■ Exercise aim
Please retype the records below exactly, leaving out any pictures.

■ The records
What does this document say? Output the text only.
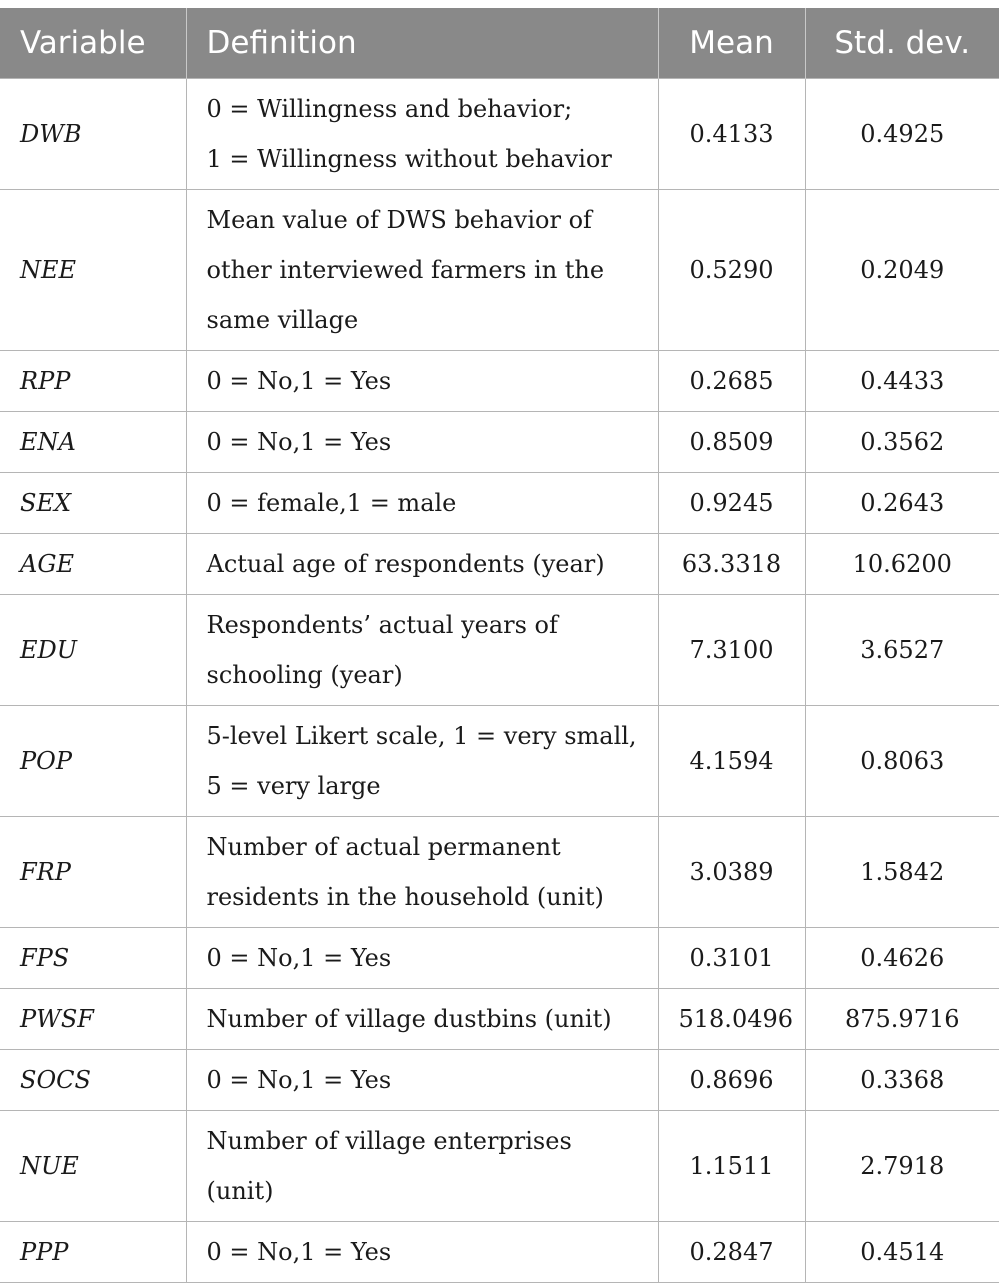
Variable	Definition	Mean	Std. dev.
DWB	0 = Willingness and behavior;
1 = Willingness without behavior	0.4133	0.4925
NEE	Mean value of DWS behavior of
other interviewed farmers in the
same village	0.5290	0.2049
RPP	0 = No,1 = Yes	0.2685	0.4433
ENA	0 = No,1 = Yes	0.8509	0.3562
SEX	0 = female,1 = male	0.9245	0.2643
AGE	Actual age of respondents (year)	63.3318	10.6200
EDU	Respondents’ actual years of
schooling (year)	7.3100	3.6527
POP	5-level Likert scale, 1 = very small,
5 = very large	4.1594	0.8063
FRP	Number of actual permanent
residents in the household (unit)	3.0389	1.5842
FPS	0 = No,1 = Yes	0.3101	0.4626
PWSF	Number of village dustbins (unit)	518.0496	875.9716
SOCS	0 = No,1 = Yes	0.8696	0.3368
NUE	Number of village enterprises (unit)	1.1511	2.7918
PPP	0 = No,1 = Yes	0.2847	0.4514
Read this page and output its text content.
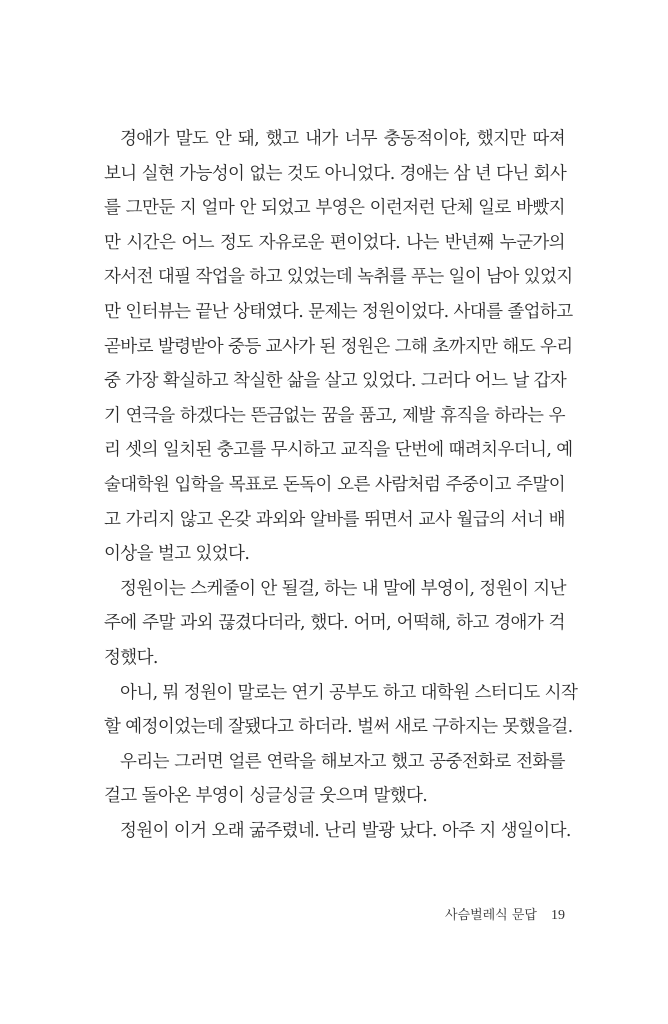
경애가 말도 안 돼, 했고 내가 너무 충동적이야, 했지만 따져
보니 실현 가능성이 없는 것도 아니었다. 경애는 삼 년 다닌 회사
를 그만둔 지 얼마 안 되었고 부영은 이런저런 단체 일로 바빴지
만 시간은 어느 정도 자유로운 편이었다. 나는 반년째 누군가의
자서전 대필 작업을 하고 있었는데 녹취를 푸는 일이 남아 있었지
만 인터뷰는 끝난 상태였다. 문제는 정원이었다. 사대를 졸업하고
곧바로 발령받아 중등 교사가 된 정원은 그해 초까지만 해도 우리
중 가장 확실하고 착실한 삶을 살고 있었다. 그러다 어느 날 갑자
기 연극을 하겠다는 뜬금없는 꿈을 품고, 제발 휴직을 하라는 우
리 셋의 일치된 충고를 무시하고 교직을 단번에 때려치우더니, 예
술대학원 입학을 목표로 돈독이 오른 사람처럼 주중이고 주말이
고 가리지 않고 온갖 과외와 알바를 뛰면서 교사 월급의 서너 배
이상을 벌고 있었다.
정원이는 스케줄이 안 될걸, 하는 내 말에 부영이, 정원이 지난
주에 주말 과외 끊겼다더라, 했다. 어머, 어떡해, 하고 경애가 걱
정했다.
아니, 뭐 정원이 말로는 연기 공부도 하고 대학원 스터디도 시작
할 예정이었는데 잘됐다고 하더라. 벌써 새로 구하지는 못했을걸.
우리는 그러면 얼른 연락을 해보자고 했고 공중전화로 전화를
걸고 돌아온 부영이 싱글싱글 웃으며 말했다.
정원이 이거 오래 굶주렸네. 난리 발광 났다. 아주 지 생일이다.
사슴벌레식 문답 19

■ Output of the task
What does this document say? Output the text only.
Variable	Definition	Mean	Std. dev.
DWB	0 = Willingness and behavior;
1 = Willingness without behavior	0.4133	0.4925
NEE	Mean value of DWS behavior of
other interviewed farmers in the
same village	0.5290	0.2049
RPP	0 = No,1 = Yes	0.2685	0.4433
ENA	0 = No,1 = Yes	0.8509	0.3562
SEX	0 = female,1 = male	0.9245	0.2643
AGE	Actual age of respondents (year)	63.3318	10.6200
EDU	Respondents’ actual years of
schooling (year)	7.3100	3.6527
POP	5-level Likert scale, 1 = very small,
5 = very large	4.1594	0.8063
FRP	Number of actual permanent
residents in the household (unit)	3.0389	1.5842
FPS	0 = No,1 = Yes	0.3101	0.4626
PWSF	Number of village dustbins (unit)	518.0496	875.9716
SOCS	0 = No,1 = Yes	0.8696	0.3368
NUE	Number of village enterprises (unit)	1.1511	2.7918
PPP	0 = No,1 = Yes	0.2847	0.4514
Read this page and output its text content.
경애가 말도 안 돼, 했고 내가 너무 충동적이야, 했지만 따져
보니 실현 가능성이 없는 것도 아니었다. 경애는 삼 년 다닌 회사
를 그만둔 지 얼마 안 되었고 부영은 이런저런 단체 일로 바빴지
만 시간은 어느 정도 자유로운 편이었다. 나는 반년째 누군가의
자서전 대필 작업을 하고 있었는데 녹취를 푸는 일이 남아 있었지
만 인터뷰는 끝난 상태였다. 문제는 정원이었다. 사대를 졸업하고
곧바로 발령받아 중등 교사가 된 정원은 그해 초까지만 해도 우리
중 가장 확실하고 착실한 삶을 살고 있었다. 그러다 어느 날 갑자
기 연극을 하겠다는 뜬금없는 꿈을 품고, 제발 휴직을 하라는 우
리 셋의 일치된 충고를 무시하고 교직을 단번에 때려치우더니, 예
술대학원 입학을 목표로 돈독이 오른 사람처럼 주중이고 주말이
고 가리지 않고 온갖 과외와 알바를 뛰면서 교사 월급의 서너 배
이상을 벌고 있었다.
정원이는 스케줄이 안 될걸, 하는 내 말에 부영이, 정원이 지난
주에 주말 과외 끊겼다더라, 했다. 어머, 어떡해, 하고 경애가 걱
정했다.
아니, 뭐 정원이 말로는 연기 공부도 하고 대학원 스터디도 시작
할 예정이었는데 잘됐다고 하더라. 벌써 새로 구하지는 못했을걸.
우리는 그러면 얼른 연락을 해보자고 했고 공중전화로 전화를
걸고 돌아온 부영이 싱글싱글 웃으며 말했다.
정원이 이거 오래 굶주렸네. 난리 발광 났다. 아주 지 생일이다.
사슴벌레식 문답 19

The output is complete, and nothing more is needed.